======== RECORD EXCERPTS
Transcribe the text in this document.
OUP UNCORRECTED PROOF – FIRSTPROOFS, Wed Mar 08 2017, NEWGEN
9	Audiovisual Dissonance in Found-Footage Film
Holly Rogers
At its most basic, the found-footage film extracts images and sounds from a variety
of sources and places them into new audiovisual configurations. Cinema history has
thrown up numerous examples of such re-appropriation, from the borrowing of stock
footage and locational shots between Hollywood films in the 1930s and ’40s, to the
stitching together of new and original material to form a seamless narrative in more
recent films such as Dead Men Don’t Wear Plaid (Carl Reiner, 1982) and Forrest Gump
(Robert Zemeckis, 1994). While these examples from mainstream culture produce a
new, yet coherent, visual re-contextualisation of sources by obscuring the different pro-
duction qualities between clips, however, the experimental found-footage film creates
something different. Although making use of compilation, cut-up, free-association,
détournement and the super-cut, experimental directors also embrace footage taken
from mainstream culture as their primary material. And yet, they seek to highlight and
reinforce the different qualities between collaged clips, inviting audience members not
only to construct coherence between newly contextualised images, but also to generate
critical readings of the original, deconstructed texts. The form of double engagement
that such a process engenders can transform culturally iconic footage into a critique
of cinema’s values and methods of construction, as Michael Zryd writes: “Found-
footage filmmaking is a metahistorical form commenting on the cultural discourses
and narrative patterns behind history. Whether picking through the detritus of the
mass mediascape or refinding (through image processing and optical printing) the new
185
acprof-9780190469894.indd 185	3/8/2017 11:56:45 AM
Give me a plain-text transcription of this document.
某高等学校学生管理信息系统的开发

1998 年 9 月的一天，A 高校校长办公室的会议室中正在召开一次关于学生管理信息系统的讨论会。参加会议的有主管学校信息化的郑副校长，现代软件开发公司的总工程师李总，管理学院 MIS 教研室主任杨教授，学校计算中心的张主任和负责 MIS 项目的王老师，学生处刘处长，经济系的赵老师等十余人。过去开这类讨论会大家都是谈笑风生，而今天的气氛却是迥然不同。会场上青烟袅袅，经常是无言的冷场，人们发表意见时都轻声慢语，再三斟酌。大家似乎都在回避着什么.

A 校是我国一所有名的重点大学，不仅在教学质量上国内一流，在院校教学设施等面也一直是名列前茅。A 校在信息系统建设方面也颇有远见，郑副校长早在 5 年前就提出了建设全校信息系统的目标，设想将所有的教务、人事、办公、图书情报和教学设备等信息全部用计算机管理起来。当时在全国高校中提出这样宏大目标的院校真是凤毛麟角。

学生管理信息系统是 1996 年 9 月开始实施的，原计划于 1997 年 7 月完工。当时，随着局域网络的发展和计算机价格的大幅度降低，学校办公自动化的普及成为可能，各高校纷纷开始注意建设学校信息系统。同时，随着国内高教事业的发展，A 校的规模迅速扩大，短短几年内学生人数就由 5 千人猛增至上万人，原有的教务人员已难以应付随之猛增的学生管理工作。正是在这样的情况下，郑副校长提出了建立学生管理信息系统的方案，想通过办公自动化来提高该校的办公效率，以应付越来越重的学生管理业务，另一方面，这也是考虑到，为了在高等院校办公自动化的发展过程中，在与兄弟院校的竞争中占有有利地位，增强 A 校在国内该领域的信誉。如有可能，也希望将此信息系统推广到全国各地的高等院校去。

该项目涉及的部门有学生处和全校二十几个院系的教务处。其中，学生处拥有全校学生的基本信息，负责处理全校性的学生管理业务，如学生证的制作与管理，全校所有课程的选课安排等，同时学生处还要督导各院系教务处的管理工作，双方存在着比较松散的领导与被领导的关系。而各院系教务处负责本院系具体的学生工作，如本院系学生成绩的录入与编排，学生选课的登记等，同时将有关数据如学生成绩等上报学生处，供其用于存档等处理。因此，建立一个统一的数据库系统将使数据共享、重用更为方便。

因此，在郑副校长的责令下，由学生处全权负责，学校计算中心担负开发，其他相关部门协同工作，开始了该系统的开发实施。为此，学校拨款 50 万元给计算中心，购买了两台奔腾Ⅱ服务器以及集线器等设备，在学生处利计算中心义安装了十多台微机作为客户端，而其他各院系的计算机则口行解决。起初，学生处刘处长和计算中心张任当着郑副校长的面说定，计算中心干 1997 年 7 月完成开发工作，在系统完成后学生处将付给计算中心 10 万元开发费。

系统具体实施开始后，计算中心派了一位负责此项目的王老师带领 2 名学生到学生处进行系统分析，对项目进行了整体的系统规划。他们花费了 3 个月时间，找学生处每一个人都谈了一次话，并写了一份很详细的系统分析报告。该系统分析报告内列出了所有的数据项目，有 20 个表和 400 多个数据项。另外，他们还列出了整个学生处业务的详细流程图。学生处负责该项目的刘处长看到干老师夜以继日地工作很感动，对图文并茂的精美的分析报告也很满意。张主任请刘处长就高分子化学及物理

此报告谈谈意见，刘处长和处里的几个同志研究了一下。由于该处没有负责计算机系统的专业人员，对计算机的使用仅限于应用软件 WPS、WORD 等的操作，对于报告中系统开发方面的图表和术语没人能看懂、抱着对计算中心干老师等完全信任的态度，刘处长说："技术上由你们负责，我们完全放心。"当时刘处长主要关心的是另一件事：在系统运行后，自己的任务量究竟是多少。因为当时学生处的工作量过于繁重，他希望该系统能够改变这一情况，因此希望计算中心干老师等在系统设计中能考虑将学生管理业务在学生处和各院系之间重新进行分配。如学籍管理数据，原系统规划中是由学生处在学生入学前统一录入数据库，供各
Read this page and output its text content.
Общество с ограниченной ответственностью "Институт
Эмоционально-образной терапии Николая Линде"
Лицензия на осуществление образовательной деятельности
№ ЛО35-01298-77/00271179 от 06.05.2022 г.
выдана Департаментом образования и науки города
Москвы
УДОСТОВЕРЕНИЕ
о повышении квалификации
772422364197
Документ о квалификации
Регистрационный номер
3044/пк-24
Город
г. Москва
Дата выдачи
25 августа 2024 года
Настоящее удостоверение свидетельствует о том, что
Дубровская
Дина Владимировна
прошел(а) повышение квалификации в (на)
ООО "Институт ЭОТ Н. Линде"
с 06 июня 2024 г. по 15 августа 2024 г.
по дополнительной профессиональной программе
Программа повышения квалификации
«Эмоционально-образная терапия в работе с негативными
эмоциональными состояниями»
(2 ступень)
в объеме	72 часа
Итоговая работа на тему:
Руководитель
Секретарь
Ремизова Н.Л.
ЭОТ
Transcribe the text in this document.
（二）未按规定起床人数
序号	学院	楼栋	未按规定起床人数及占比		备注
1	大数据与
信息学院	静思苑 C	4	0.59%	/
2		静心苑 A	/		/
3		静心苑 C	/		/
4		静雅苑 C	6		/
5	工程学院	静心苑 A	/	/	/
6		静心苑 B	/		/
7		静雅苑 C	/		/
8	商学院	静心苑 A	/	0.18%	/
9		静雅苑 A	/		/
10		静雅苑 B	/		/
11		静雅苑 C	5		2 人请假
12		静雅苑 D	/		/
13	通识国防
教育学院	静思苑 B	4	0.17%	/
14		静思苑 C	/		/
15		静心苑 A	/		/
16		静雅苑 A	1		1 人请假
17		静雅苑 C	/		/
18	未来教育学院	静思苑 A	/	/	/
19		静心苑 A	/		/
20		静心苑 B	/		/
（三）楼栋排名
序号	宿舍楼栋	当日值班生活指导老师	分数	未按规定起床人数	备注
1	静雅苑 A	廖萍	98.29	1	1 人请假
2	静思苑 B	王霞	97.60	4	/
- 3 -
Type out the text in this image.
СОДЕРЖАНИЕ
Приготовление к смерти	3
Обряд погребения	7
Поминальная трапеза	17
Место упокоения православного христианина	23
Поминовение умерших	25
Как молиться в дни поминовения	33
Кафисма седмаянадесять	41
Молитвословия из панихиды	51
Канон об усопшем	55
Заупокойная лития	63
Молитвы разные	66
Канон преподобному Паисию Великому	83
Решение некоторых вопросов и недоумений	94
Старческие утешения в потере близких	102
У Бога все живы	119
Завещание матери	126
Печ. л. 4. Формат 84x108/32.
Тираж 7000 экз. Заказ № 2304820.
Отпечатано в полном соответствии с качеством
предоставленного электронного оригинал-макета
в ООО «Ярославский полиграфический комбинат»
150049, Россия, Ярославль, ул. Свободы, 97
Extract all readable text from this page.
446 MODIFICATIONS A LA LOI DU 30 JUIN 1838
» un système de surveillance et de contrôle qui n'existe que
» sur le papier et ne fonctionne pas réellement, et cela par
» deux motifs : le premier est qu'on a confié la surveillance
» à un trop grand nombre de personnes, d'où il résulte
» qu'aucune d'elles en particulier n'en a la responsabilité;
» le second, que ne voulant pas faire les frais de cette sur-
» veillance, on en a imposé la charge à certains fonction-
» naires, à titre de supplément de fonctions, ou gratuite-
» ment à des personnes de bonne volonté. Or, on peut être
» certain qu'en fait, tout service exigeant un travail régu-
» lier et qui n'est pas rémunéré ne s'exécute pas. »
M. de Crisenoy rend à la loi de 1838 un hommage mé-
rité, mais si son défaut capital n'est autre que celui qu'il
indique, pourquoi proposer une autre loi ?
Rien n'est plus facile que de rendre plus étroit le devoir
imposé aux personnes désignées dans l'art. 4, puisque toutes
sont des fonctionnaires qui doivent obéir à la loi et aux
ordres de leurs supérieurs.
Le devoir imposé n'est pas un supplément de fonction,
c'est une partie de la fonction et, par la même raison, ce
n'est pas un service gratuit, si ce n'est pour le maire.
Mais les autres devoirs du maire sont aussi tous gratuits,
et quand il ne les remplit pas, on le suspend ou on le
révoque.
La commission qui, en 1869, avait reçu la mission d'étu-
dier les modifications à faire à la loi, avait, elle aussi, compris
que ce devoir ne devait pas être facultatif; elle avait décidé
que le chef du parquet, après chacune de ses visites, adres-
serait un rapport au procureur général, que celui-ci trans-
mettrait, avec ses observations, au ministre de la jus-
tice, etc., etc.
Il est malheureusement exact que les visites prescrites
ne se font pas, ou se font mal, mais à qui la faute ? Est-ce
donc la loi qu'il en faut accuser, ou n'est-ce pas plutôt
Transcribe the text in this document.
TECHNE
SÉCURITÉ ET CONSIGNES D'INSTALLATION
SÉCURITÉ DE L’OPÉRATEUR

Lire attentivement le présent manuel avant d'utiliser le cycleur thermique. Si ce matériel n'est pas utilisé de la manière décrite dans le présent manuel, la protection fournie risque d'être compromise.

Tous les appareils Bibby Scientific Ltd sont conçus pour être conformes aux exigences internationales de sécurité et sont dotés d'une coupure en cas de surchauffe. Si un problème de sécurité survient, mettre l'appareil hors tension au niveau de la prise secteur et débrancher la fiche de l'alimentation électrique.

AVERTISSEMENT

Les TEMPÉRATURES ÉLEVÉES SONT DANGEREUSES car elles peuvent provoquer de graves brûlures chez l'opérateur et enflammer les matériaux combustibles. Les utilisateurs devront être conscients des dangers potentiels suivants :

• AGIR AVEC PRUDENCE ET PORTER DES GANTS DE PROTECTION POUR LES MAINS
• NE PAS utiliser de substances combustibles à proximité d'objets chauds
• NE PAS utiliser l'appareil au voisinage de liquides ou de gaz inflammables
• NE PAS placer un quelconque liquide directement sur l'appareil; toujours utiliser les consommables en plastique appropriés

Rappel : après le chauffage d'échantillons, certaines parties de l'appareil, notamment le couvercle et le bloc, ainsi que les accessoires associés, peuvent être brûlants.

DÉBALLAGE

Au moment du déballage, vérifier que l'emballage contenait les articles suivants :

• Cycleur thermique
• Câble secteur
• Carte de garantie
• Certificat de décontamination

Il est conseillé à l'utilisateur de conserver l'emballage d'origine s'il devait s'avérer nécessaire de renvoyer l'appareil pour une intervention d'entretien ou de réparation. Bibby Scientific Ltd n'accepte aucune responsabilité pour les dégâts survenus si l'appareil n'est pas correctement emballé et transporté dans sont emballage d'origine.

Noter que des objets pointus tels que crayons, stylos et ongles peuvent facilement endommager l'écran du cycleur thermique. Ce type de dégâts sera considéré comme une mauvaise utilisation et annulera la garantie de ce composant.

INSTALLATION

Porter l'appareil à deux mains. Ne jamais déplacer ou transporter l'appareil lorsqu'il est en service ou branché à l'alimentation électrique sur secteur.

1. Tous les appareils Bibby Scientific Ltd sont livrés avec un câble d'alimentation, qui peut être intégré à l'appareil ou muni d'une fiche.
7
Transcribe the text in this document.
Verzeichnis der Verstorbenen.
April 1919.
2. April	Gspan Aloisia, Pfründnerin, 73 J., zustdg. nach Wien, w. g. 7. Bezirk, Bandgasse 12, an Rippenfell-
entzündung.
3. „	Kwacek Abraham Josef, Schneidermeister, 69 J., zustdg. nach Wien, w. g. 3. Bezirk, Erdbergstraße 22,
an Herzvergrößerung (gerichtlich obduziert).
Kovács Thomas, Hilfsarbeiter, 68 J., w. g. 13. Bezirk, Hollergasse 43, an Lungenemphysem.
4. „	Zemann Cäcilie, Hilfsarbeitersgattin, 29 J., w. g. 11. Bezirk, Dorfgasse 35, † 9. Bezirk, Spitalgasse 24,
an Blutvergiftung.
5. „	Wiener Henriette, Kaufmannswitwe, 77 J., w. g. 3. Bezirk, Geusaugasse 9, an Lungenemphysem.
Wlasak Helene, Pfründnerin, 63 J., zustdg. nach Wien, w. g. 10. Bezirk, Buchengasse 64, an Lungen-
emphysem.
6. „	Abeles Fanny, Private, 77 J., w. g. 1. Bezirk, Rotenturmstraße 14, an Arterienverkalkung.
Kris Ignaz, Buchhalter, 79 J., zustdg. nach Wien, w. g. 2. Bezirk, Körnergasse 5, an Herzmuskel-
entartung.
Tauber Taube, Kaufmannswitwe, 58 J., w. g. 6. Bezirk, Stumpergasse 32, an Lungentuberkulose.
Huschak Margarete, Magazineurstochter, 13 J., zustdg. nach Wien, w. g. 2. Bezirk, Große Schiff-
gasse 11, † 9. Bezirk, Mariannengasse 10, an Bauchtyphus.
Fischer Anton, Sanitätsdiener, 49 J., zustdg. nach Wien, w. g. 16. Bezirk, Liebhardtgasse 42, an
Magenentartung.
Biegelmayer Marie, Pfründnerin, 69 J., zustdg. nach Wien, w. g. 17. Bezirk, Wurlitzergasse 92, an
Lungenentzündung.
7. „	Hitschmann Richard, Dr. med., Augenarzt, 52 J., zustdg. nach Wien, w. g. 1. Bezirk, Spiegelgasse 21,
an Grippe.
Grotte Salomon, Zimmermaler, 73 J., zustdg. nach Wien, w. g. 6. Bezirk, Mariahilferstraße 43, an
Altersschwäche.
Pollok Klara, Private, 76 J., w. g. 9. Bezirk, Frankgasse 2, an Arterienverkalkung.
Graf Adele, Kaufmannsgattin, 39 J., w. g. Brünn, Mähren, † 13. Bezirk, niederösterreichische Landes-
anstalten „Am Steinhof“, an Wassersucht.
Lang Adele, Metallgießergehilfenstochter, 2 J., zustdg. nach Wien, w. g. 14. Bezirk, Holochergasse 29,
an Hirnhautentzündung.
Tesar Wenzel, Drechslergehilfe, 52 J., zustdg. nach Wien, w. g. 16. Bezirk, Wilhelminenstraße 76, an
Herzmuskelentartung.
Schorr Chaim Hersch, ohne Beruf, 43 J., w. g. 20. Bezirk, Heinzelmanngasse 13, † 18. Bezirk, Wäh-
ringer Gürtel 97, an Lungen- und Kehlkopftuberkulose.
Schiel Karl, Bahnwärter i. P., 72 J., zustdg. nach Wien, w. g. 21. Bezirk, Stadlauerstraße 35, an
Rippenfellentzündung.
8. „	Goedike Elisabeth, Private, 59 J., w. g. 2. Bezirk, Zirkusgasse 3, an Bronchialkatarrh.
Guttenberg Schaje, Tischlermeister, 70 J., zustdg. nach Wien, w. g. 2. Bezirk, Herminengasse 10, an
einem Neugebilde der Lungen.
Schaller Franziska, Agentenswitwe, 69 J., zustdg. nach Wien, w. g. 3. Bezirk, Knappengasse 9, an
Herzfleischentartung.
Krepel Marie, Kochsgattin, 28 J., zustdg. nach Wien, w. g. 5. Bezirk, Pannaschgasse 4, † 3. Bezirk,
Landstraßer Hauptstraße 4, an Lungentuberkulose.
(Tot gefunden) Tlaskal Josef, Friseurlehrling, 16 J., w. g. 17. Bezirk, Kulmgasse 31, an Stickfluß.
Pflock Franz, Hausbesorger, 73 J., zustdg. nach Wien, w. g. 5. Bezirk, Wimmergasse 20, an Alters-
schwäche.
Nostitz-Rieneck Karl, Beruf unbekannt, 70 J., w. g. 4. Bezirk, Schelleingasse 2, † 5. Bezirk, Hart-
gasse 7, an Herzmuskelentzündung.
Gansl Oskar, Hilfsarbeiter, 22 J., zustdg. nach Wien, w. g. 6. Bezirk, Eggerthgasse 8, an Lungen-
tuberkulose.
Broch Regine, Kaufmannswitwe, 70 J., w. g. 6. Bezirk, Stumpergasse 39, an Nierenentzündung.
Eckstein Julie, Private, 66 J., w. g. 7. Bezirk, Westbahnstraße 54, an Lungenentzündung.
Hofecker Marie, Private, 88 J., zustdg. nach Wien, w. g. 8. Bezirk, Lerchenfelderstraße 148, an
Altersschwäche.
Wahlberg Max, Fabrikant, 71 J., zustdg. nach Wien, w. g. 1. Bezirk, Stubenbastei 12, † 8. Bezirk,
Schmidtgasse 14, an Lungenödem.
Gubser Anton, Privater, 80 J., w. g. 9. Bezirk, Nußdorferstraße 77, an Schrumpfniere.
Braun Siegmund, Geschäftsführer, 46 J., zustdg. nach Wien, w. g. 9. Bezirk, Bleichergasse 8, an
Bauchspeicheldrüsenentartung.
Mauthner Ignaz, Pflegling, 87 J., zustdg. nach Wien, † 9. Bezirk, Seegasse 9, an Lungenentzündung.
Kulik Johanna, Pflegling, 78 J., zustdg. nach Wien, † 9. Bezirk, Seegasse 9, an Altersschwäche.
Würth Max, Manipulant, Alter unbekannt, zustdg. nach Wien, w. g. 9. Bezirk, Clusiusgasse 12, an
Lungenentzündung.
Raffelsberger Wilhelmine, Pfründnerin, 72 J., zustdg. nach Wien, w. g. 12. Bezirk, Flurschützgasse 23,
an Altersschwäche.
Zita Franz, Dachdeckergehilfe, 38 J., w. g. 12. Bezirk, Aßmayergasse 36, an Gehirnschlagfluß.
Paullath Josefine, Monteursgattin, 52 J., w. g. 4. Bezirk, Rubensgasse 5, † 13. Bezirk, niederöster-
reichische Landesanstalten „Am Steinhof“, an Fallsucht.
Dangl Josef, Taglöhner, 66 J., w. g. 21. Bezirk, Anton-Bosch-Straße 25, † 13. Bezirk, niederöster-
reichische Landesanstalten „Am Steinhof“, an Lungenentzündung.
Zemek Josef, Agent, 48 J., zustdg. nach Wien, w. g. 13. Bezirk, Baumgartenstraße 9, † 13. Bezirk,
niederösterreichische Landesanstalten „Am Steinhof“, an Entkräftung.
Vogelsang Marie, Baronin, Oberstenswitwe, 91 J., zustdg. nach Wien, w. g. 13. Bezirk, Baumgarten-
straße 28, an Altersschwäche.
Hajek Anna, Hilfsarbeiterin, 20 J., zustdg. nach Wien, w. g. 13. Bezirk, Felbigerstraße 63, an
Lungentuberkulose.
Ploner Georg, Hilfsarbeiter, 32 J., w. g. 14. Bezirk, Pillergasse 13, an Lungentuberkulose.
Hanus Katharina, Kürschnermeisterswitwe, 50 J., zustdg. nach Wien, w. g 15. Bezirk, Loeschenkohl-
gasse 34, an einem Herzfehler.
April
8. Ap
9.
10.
================
→ **EXERCISE REQUIREMENTS**: How many lines of these entries hold the string "appareils"? Answer with the number alone.

→ **SOLVED PROBLEM**: 2